SAN DIEGO, Jan. 22 /PRNewswire-FirstCall/ -- Anadys Pharmaceuticals, Inc. (Nasdaq: ANDS) today announced that ANA598 dosing has been completed in the first dose cohort, 200 mg bid, in an ongoing Phase II study of ANA598 in combination with pegylated interferon and ribavirin (SOC) in HCV patients.  Anadys expects to receive 12-week safety and antiviral response data for the 200 mg bid cohort in the first quarter of 2010.  Anadys also announced that all patients have commenced dosing in the second dose cohort, 400 mg bid.  With patient enrollment in this cohort completed, Anadys has accelerated the expected timing to receive 4-week safety and antiviral response at 400 mg bid to the end of the first quarter of 2010 and continues to expect 12-week safety and antiviral response data in the second quarter of 2010.  

"We are very pleased with the rapid progress of this study and appreciate the commitment of everyone involved in the trial," said Steve Worland, Ph.D., President and Chief Executive Officer of Anadys.  "With continuing positive data, we hope to see ANA598 established as the leading non-nucleoside in HCV, suitable for combination with current standard of care as well as with other direct antivirals currently in development."  

Phase II Combination Study

Anadys recently reported positive initial antiviral response and safety results from the 200 mg bid dose cohort based on a planned interim analysis of data at four weeks.  In the group receiving ANA598 added to SOC, there was a steady increase in the percentage of patients with undetectable levels of virus from week 1 through week 4, with 56% of patients achieving undetectable levels of virus at week 4 (defined as Rapid Virological Response or RVR), compared to 20% of patients receiving placebo plus SOC achieving an RVR.  No patient receiving ANA598 experienced viral rebound (defined as >1 log(10) increase from a prior measurement) through week 4.  ANA598 also demonstrated a favorable safety profile through four weeks.  There were no serious adverse events reported and the profile of adverse events reported was as expected for patients receiving SOC alone, with comparable rates observed between the ANA598 and placebo arms.

Saved entries:

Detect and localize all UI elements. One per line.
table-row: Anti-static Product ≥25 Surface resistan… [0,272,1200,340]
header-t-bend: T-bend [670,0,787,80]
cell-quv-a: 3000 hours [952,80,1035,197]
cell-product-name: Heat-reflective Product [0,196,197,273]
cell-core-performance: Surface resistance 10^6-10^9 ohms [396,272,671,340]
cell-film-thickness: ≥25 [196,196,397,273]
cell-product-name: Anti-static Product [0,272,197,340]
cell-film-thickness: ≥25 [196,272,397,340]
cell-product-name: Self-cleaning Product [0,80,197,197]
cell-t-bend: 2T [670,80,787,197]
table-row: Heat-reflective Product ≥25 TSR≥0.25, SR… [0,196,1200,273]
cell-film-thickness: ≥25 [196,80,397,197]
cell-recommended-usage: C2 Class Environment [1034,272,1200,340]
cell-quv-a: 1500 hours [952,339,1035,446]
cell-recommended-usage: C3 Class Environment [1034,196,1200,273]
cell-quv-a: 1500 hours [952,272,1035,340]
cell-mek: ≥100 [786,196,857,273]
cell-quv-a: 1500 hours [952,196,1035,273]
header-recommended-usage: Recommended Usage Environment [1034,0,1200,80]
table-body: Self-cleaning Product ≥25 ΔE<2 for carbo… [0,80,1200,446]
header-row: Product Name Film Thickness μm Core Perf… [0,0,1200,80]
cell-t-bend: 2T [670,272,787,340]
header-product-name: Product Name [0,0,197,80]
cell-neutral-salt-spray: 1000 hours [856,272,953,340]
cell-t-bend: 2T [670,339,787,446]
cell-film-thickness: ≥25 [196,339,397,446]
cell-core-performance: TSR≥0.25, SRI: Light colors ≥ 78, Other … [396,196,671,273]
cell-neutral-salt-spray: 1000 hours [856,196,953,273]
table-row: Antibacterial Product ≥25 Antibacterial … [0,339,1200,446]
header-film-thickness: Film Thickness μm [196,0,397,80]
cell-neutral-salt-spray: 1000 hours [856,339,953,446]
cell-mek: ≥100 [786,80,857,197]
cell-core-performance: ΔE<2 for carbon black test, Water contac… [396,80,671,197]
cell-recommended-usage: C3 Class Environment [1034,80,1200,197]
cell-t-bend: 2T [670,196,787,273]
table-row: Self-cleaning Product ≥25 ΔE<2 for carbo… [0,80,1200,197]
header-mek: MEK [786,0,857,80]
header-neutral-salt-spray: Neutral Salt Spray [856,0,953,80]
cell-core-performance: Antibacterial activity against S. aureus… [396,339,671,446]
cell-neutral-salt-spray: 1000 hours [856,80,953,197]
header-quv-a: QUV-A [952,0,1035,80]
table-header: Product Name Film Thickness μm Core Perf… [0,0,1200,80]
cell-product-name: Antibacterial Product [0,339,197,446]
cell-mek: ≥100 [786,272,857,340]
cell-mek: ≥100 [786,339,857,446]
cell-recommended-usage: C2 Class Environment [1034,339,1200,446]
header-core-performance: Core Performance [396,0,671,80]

__EXERCISE REQUIREMENTS__
Condense the paragraph of the ANA598 announcement above that begins "Anadys recently reported positive initial antiviral response" into a short bulleted list that keeps its main facts.

__YOUR RESPONSE__
- Anadys reported positive initial antiviral response and safety results for the 200 mg bid cohort, from a planned interim analysis at four weeks.
- In the ANA598 plus SOC group, the share of patients with undetectable virus rose steadily from week 1 through week 4.
- At week 4, 56% of patients on ANA598 plus SOC had undetectable virus (Rapid Virological Response, or RVR), compared with 20% on placebo plus SOC.
- No patient on ANA598 had viral rebound (a >1 log(10) increase from a prior measurement) through week 4.
- ANA598 showed a favorable safety profile through four weeks. There were no serious adverse events, and the adverse events reported were as expected for SOC alone, with comparable rates in the ANA598 and placebo arms.